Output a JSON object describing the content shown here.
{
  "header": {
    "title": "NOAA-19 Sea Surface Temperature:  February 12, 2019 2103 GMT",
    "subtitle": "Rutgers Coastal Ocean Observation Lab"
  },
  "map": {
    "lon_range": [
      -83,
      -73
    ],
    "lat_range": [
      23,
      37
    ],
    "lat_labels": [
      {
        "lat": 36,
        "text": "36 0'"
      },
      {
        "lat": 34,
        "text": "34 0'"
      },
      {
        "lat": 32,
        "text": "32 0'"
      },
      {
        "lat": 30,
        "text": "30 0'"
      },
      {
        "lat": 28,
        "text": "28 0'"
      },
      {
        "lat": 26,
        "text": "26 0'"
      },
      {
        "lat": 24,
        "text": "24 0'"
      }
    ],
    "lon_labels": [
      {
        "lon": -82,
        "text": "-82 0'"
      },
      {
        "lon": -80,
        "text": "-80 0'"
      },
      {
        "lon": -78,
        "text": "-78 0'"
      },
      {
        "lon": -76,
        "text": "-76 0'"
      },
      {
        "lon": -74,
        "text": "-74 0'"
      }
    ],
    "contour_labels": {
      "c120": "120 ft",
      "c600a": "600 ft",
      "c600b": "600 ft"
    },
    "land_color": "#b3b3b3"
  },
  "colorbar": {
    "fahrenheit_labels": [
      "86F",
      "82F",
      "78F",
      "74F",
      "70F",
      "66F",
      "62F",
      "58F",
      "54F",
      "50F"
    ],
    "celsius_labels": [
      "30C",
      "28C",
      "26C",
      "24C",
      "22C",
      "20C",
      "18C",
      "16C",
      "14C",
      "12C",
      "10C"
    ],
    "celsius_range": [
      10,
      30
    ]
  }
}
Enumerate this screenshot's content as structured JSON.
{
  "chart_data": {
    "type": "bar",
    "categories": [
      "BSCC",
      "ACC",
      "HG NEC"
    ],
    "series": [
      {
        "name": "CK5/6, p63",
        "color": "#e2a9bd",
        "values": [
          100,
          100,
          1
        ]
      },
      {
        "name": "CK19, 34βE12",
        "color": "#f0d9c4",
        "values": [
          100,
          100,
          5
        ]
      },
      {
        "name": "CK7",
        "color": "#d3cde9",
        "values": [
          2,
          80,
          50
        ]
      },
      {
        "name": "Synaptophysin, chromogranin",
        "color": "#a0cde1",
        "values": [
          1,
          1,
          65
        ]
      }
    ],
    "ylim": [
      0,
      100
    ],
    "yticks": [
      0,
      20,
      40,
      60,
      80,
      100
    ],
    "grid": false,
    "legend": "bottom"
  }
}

**What is being asked**
What is the number of lines above that hold the string "text"? Answer with that number alone.

**Result of this exercise**
12